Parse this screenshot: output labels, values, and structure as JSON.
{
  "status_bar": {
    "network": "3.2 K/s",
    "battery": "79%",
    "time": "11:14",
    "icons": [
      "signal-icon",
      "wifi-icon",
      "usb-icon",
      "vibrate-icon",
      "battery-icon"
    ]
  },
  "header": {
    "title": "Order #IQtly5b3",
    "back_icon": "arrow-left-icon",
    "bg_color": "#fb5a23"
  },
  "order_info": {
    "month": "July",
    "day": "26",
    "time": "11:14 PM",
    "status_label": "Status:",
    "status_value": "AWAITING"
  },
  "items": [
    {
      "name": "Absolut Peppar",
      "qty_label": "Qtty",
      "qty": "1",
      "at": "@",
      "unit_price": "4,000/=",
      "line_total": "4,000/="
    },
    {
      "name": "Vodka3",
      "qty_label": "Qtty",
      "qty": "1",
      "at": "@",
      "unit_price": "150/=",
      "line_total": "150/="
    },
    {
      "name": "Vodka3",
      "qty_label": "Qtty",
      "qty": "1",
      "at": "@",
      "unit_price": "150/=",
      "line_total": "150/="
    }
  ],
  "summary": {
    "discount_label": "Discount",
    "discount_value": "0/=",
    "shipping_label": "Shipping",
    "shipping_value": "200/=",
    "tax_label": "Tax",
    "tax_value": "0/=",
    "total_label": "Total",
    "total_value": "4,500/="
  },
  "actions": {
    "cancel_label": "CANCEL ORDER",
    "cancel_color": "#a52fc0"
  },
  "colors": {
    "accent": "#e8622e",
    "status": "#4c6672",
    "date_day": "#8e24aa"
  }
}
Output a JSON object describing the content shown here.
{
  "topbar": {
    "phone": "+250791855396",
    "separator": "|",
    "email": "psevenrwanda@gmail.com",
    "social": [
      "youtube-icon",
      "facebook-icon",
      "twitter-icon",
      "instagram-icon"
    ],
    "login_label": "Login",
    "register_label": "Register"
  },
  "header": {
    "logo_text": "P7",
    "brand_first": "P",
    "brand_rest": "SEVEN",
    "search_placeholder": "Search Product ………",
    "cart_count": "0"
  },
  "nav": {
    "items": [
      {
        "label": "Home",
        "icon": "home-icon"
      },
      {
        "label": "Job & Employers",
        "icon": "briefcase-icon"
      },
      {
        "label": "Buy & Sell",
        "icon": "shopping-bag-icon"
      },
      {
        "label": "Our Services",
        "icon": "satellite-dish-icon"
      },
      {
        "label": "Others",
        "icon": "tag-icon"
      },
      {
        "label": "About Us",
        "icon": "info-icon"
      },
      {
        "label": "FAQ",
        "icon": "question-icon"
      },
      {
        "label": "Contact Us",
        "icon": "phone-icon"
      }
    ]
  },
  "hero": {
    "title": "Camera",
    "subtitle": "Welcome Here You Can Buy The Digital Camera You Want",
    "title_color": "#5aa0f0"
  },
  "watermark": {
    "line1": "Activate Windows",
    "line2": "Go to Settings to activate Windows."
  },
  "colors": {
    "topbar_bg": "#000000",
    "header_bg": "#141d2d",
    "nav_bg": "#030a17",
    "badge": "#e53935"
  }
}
---
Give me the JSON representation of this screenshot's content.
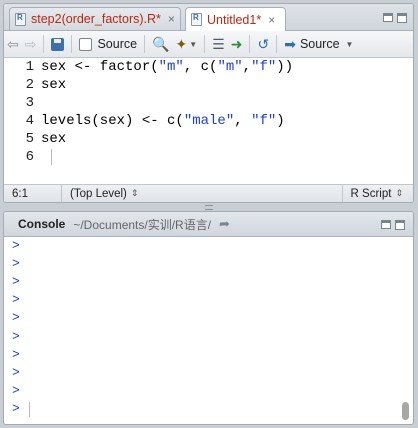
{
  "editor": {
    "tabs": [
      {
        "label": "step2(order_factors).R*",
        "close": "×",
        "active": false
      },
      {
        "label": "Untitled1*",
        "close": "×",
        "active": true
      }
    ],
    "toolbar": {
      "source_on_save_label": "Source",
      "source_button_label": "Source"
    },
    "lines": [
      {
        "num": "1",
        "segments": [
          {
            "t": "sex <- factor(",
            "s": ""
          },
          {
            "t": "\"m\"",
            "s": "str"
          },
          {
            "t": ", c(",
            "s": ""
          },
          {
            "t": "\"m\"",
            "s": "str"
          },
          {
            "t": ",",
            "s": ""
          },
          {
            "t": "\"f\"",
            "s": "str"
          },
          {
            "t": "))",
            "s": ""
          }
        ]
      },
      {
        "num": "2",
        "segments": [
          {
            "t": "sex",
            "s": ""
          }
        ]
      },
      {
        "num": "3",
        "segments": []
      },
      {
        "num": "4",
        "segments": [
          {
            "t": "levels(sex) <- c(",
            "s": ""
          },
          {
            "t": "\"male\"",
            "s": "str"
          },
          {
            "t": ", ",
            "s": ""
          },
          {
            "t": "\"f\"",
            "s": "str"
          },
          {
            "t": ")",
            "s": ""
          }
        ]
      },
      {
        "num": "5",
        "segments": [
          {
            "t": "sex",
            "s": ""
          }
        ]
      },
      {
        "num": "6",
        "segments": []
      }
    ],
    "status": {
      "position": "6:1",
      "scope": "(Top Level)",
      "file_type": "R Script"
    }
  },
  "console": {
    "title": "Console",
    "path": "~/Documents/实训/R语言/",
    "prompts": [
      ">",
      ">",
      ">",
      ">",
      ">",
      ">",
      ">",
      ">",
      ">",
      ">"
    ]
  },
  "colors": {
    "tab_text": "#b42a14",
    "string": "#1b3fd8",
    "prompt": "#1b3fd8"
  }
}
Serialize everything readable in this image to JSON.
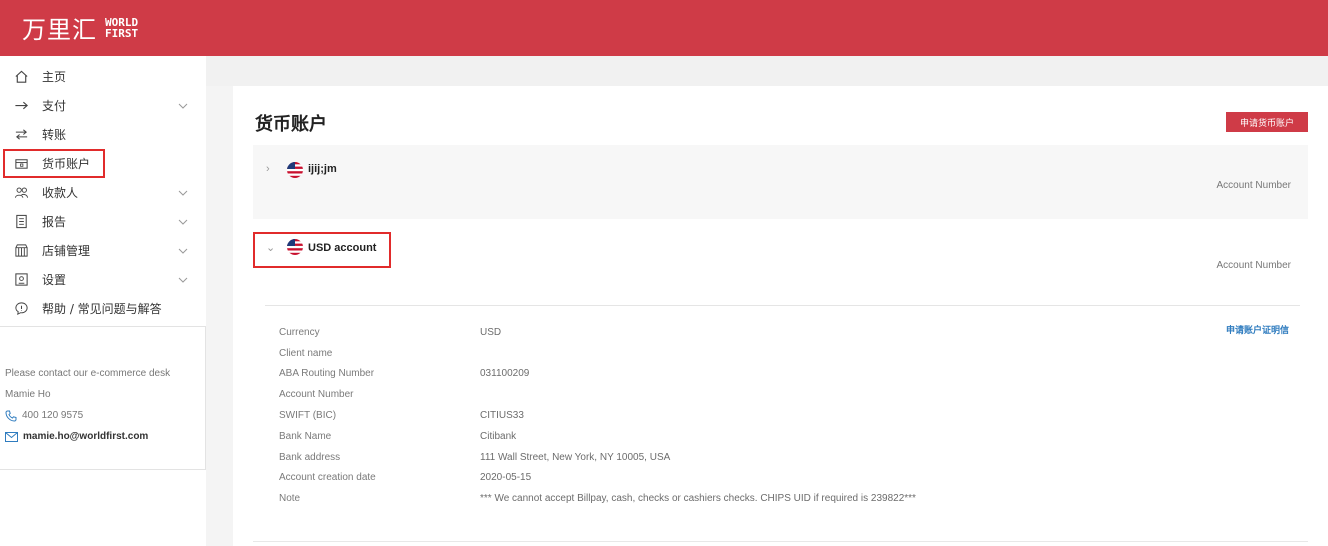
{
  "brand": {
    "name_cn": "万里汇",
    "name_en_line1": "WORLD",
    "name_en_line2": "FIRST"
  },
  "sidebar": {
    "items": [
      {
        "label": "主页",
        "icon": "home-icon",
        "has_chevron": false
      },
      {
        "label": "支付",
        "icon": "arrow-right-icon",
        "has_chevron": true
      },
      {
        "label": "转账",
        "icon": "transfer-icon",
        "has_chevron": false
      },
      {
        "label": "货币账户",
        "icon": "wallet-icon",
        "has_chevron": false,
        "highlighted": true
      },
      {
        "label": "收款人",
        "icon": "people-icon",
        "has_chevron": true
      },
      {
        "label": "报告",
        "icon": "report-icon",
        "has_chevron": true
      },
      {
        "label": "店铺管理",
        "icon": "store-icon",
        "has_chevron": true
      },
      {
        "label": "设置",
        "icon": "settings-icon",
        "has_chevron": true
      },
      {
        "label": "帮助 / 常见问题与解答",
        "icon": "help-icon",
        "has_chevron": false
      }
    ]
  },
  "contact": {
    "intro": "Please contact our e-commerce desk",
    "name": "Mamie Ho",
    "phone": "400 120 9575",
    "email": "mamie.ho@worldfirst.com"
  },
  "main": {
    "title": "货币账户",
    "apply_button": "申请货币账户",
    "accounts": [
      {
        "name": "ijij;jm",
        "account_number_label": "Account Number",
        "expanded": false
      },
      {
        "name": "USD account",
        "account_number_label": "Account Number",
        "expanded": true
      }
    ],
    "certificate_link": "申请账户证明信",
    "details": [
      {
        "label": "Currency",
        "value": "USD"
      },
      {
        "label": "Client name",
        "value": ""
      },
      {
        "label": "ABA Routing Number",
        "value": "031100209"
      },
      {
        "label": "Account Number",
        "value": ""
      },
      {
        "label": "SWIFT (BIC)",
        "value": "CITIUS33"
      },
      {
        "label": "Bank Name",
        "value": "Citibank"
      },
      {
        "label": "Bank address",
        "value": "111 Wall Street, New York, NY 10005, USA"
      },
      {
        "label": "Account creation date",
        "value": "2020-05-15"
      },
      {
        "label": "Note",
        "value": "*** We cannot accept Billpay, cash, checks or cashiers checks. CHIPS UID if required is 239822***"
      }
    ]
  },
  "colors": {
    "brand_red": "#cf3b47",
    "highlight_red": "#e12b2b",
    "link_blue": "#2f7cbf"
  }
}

_To be done_: Track down every line of the material containing the string "this", and copy it.

_Solved exercise_:
Parse this screenshot: output labels, values, and structure as JSON.
Give me the JSON representation of this screenshot's content.
Serialize everything readable in this image to JSON.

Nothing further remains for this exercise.